[Extrait choisi]:
═══

Le visage est peint, les sourcils allongés et relevés vers les tempes, les lèvres cerclées de lignes blanches et noires. Il s’approche de la table préparée, lève ses bras au ciel et prononce à très haute voix des paroles magiques n’ayant de [p. 411] sens dans aucune langue humaine. Sa poitrine est oppressée, ses yeux s’enflamment. On voit grandir en lui l’émotion et les assistants se disent tout bas qu’un génie l’anime.

Alors, ses paroles gutturales et brèves, deviennent bientôt saccadées, entrecoupées de hoquets nerveux. Ses gestes sont désordonnés.

Il saisit fiévreusement quelques feuilles de papier, y trace nerveusement des inscriptions cabalistiques puis, les jette au feu ou bien les dévore avec frénésie.

Enfin, au moment où son exaltation est extrême, il pénètre en courant dans la maison, et poussant des cris horribles, des hurlements de bête fauve, il danse une sarabande échevelée autour du malade immobile, silencieux, religieusement recueilli.

Les domestiques frappent à coups redoublés sur les tam-tam, sur les gongs, sur les cymbales — et cette cacophonie abominable est augmentée encore par les cris sauvages que poussent, à qui mieux mieux, tous les assistants entraînés par le démoniaque sorcier.

Enfin, épuise, brisé, congestionné, le sorcier se raidit et tombe privée de sens.

On s’empresse autour de lui.

La cérémonie est terminée, l’esprit malin a du s’enfuir effrayé par ce tapage et croyant avoir affaire à un démon plus méchant que lui-même.

Si le malade ne va pas mieux le lendemain, on juge que l’esprit a résisté et on recommence de plus belle.

═══

[Actions requises]:
• A. D'après l'extrait sur la cérémonie du sorcier, que fait-on si le malade ne va pas mieux le lendemain ?
• B. Rédigez la suite de l'extrait sur la cérémonie du sorcier, à partir de sa dernière phrase.

[Liste fournie]:
═══

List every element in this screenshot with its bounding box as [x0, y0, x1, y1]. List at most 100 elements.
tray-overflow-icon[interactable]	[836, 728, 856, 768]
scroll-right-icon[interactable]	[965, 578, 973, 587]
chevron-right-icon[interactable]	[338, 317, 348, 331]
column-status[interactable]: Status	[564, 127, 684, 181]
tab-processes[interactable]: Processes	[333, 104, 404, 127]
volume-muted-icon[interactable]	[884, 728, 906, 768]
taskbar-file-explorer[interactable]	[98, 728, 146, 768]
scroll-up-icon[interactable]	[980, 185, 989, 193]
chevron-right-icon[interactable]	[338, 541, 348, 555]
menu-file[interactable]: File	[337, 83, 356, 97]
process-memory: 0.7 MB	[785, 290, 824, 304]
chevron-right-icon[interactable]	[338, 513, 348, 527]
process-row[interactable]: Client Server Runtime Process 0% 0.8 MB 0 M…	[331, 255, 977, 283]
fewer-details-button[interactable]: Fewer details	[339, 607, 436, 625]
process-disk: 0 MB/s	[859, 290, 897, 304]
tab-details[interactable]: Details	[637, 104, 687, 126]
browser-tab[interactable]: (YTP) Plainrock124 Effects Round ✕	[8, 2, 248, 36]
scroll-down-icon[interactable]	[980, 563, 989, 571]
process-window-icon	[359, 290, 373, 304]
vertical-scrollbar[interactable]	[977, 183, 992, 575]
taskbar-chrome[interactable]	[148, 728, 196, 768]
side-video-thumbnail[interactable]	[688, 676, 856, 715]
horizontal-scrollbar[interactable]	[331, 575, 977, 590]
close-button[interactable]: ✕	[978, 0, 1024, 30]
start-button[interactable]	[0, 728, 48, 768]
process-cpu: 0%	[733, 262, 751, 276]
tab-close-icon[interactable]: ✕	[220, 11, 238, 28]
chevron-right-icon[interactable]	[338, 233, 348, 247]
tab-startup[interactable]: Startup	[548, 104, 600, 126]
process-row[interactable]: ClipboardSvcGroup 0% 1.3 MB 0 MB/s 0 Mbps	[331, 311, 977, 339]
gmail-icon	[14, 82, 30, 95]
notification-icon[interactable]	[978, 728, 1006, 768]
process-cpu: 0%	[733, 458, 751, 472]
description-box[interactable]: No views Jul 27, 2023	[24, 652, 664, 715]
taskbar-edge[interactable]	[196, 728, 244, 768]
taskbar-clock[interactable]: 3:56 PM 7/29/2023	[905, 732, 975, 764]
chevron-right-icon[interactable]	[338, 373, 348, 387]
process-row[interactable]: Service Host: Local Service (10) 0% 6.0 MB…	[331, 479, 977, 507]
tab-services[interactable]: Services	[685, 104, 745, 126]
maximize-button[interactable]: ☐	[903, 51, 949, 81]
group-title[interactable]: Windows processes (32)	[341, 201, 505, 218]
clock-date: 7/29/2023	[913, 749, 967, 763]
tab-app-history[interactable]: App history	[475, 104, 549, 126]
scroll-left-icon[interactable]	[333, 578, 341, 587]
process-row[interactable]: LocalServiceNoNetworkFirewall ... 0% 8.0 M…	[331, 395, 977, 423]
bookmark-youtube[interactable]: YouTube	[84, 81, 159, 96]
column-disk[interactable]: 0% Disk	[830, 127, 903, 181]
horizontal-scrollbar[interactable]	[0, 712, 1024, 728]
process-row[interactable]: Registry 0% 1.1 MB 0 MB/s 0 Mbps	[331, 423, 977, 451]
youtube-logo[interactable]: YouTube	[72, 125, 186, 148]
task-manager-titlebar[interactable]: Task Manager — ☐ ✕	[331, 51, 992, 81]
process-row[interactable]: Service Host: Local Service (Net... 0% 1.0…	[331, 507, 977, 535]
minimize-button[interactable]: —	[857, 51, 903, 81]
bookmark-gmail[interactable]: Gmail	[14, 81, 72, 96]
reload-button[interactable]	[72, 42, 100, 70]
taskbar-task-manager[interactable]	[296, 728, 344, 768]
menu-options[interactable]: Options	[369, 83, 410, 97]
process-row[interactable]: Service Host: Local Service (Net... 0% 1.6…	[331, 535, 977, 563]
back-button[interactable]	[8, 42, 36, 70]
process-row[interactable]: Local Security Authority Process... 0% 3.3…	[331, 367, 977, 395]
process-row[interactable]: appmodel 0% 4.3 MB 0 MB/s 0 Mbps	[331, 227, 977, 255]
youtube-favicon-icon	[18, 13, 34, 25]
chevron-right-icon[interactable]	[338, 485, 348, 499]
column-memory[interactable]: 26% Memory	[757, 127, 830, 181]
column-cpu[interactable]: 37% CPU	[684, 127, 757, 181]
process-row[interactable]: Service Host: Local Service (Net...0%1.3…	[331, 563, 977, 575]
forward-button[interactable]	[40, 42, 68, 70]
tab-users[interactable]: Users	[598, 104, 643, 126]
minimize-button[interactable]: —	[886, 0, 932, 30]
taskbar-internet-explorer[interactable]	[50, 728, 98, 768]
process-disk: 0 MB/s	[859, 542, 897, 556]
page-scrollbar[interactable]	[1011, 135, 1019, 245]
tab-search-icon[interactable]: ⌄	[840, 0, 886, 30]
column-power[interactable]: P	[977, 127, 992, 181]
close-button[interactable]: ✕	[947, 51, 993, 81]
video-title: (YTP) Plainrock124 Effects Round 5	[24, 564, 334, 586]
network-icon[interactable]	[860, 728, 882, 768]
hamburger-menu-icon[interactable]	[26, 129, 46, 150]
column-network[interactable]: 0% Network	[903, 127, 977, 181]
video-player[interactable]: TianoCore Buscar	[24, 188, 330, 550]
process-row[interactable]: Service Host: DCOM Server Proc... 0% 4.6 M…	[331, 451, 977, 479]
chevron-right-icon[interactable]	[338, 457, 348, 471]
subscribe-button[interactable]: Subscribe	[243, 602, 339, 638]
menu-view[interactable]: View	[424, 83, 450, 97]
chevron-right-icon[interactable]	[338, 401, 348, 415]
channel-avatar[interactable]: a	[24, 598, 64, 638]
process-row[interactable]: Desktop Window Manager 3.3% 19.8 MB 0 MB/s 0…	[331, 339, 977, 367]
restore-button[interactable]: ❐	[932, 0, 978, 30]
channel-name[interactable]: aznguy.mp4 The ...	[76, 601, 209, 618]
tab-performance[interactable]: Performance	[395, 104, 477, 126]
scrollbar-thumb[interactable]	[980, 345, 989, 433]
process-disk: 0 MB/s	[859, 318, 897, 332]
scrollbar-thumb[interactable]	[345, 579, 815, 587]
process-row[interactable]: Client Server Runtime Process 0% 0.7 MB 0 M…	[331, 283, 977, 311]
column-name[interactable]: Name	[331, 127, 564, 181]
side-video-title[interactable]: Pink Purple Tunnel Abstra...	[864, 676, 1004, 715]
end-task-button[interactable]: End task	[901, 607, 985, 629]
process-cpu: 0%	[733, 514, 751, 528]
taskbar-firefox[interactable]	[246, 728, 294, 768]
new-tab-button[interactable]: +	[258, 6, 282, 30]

═══

[Réponses]:
• A. On juge que l'esprit a résisté et on recommence de plus belle.

• B.
Le sorcier n’est pas incriminé : son échec prouve seulement la puissance de l’esprit et le danger extrême de la maladie.

Pour établir leurs mérites, beaucoup de ces THAY-PIIAP — comme on les appelle —_ jouent avec les serpents les plus dangereux : ce sont des psylles très originaux.

Certains d’entr’eux connaissent une essence — dont je ‘n’ai pu, malgré mes recherches, obtenir le secret — qui rend les reptiles les plus dangereux, absolument inoffensifs. [p. 412]

Comme la chair du serpent se mange en AN-NAM et que la peau est employée par les médecins chinois dans les remèdes du pays, certains individus passent leur vie à capturer des serpents.

Leur système est fort simple :

La main droite enduite de cette essence que je ne puis définir mais dont je connais l’odeur particulièrement fade et désagréable, ils parcourent la campagne, cherchant des trous de serpents et, sans plus de précautions, ils introduisent franchement dans les trous leur main droite à l’aide de laquelle ils capturent de très gros serpents.

Ces reptiles paraissent hébétés.

Le COBRA CAPEL (NAJA TRIPUDIANS) est fort répandu dans l’arrondissement de BAC-LIÊU : sa blessure est mortelle.

Cependant certains Annamites, très connus dans l’arrondissement dont je parle, connaissent un remède qu’ils déclarent infaillible contre les morsures du COBRA.

J’ai pu obtenir une petite quantité de ce médicament qui s’administre de la façon suivante :

Mâché et imprégné de salive, on l’applique en emplâtre sur la blessure faite par le NAJA, après avoir opéré une énergique succion de la plaie.

Puis on avale une partie du médicament et tout danger est conjuré.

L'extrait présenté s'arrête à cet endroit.